Thursday 24 February 2011

Syndicalism: Review Essay

Syndicalism and Radical Unionism, Socialist History 37.
Published by Rivers Oram Press, 2010.
ISBN 978 1 85489 174 7

Killing No Murder, South Wales and the Great Railway Strike of 1911,
By Robert Griffiths.
With an introduction by Bob Crow, General Secretary of the Rail, Maritime and Transport Union.
Published by Manifesto Press, 2009.
ISBN 978 1 907464 01 0

The UK Socialist History Society deserves great credit for dedicating an issue of their journal to the subject of syndicalism. It is a subject that has been short changed in much historical writing about both trade unionism and the working class movement. It sometimes seems that syndicalist ideas are often treated more seriously in mainstream histories than in those which purport to be from a left or socialist perspective.

I found this collection of essays quite uplifting and they certainly shed some light on some key moments in the story of the syndicalist contribution to working class history.

In the opening editorial essay, Ralph Darlington, Professor of Employment Relations at Salford University, points out that the key ideas of revolutionary unionism emerged with the development of capitalism. In Britain from the 1830’s and the Grand National Consolidated Trades Union and Robert Owens proposal for a general strike in the form of a Grand National Holiday syndicalist ideas have arisen at regular intervals.

He points out that the movement faced three ‘paradoxes or dilemmas’: firstly in how much influence it had, secondly, the potential flaw of the limitations of trade unionism within capitalist society, and thirdly of the challenge to syndicalism from communism.

In his contribution to the journal, Alex Gordon, currently President of the Rail Maritime and Transport Union(RMT) here in the UK, our most effective, class conscious and militant trade union, writes about a lesser known English syndicalist, Charles Watkins. In the wake of Britain’s first national railway strike, in 1911, Watkins founded and edited the Syndicalist Railwayman newspaper.

This essay is complementary to the other book I am reviewing an account of the 1911 railway strike as it affected South Wales. This book, written by Robert Griffiths, today the General Secretary of the Communist Party of Britain, does not shy away from the syndicalist nature of that dispute nor does, incidentally, the current general secretary of the railworkers (RMT) in Britain, Bob Crow, who writes an introduction to the book. Both draw important lessons from the dispute which was the last time troops shot and killed strikers on the UK mainland.

> _Raw data_:
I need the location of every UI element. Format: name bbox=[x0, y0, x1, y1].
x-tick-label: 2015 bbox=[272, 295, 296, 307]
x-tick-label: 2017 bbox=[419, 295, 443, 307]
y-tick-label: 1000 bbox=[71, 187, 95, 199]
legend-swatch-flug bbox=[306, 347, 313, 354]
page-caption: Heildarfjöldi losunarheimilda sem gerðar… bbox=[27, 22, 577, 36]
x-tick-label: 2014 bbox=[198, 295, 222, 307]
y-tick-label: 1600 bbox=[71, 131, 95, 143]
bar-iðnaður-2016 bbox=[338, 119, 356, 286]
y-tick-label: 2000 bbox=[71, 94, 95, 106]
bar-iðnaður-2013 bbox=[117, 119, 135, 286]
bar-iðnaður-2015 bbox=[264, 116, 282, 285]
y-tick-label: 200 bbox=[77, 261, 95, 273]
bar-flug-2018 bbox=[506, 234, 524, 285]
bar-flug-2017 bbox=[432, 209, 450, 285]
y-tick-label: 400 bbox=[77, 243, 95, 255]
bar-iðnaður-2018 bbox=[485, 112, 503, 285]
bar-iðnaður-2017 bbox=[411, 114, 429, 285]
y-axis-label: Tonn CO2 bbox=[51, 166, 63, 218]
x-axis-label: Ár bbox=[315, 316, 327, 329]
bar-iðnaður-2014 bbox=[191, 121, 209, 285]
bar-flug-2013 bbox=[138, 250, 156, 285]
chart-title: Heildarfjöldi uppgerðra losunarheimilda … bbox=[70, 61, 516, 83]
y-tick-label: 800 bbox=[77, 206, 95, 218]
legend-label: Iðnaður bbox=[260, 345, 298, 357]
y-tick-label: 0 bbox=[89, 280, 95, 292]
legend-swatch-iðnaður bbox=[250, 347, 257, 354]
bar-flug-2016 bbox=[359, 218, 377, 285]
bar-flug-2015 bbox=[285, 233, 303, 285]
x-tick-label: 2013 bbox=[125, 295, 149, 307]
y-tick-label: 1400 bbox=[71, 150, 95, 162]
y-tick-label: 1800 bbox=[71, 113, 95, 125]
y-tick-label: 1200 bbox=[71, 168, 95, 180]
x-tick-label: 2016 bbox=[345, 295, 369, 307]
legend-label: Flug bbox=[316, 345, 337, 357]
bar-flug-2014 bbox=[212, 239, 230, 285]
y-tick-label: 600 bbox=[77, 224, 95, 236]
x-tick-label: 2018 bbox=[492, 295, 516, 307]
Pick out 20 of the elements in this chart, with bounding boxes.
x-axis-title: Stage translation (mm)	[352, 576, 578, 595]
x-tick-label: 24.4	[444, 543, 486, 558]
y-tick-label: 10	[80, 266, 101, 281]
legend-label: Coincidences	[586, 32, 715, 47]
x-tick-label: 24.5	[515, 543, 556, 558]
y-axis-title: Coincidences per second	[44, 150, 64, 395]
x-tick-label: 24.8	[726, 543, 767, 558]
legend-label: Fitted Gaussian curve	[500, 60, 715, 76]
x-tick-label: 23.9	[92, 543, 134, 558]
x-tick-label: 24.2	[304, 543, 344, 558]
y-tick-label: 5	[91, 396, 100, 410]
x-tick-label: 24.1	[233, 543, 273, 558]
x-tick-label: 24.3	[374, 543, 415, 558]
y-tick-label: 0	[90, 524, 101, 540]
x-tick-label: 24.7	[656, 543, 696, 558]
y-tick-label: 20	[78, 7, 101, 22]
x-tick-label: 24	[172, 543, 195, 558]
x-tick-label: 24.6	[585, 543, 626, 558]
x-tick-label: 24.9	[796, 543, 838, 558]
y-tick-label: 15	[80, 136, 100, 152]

> _What to work on_: Write the next part of the review essay on syndicalism, starting right after its last paragraph. The entries were taken from an unrelated source.

> _Reply_:
Griffiths points out that in studying the history of this period the miners have received most of the attention. This is partly due to the power of the South Wales Miners Federation and its lodges which produced both official and unofficial newspapers. Indeed as Gordon argues one of the few lasting literary monuments of the campaign for industrial unionism was The Miners Next Step published in 1912. Griffiths argues that it is time for the railway workers to take centre stage and I would argue there is much of value in Watkins writings and those he went onto write in Tom Mann’s, The Syndicalist.

Griffiths book was originally produced for a Welsh language TV programme in 1986 under the title of Steic! Streic! Streic! Which as Griffiths suggests needs no translation. The new title of the book ‘Killing No Murder!’ comes from the title of a pamphlet written about the dispute by Keir Hardie in 1912 when he was the Member of Parliament for Merthyr Tydfill. In it, as well as explaining the grievances of the workers, Hardie wrote that he had seen “a degree of class solidarity few believed possible.”

That degree of solidarity was quickly lost as Europe descended into war. Wayne Thorpe, Associate Professor at McMaster University, describes in his essay, International Syndicalists in Europe, 1914-18, how syndicalists across Europe fought a brave but losing battle against the drive to war.

According to Thorpe the syndicalists had four key arguments against war. Firstly, they argued that ‘national’ cultures where not mutually hostile, secondly, they denied that the state was the embodiment of representative culture, thirdly that cultures or nations did not go to war but states did. Fourthly and finally when the war came they highlighted the need for workers movement to mount its struggle on the cultural as well as the economic terrain.

The syndicalist journal Tierra y Libertad in Barcelona predicted in 1915, that; “if the war ended not in generalised revolution but with clear victory for either side, the result would not be peace, but a mere truce of whatever duration the defeated side needed to recoup, raise the flag of cultural defence and strike back.”

How right they where! Reiner Tosstorff, historian at the Johannes Guttenburg University in Mainz has written about the history of the Profintern (the RILU, the Red International of Labour Unions) and has also written about the history of the POUM in the Spanish Civil War. His essay about syndicalist relations with the one country that did undergo a revolution as a result of that war is called Syndicalism and the Bolshevik Revolution.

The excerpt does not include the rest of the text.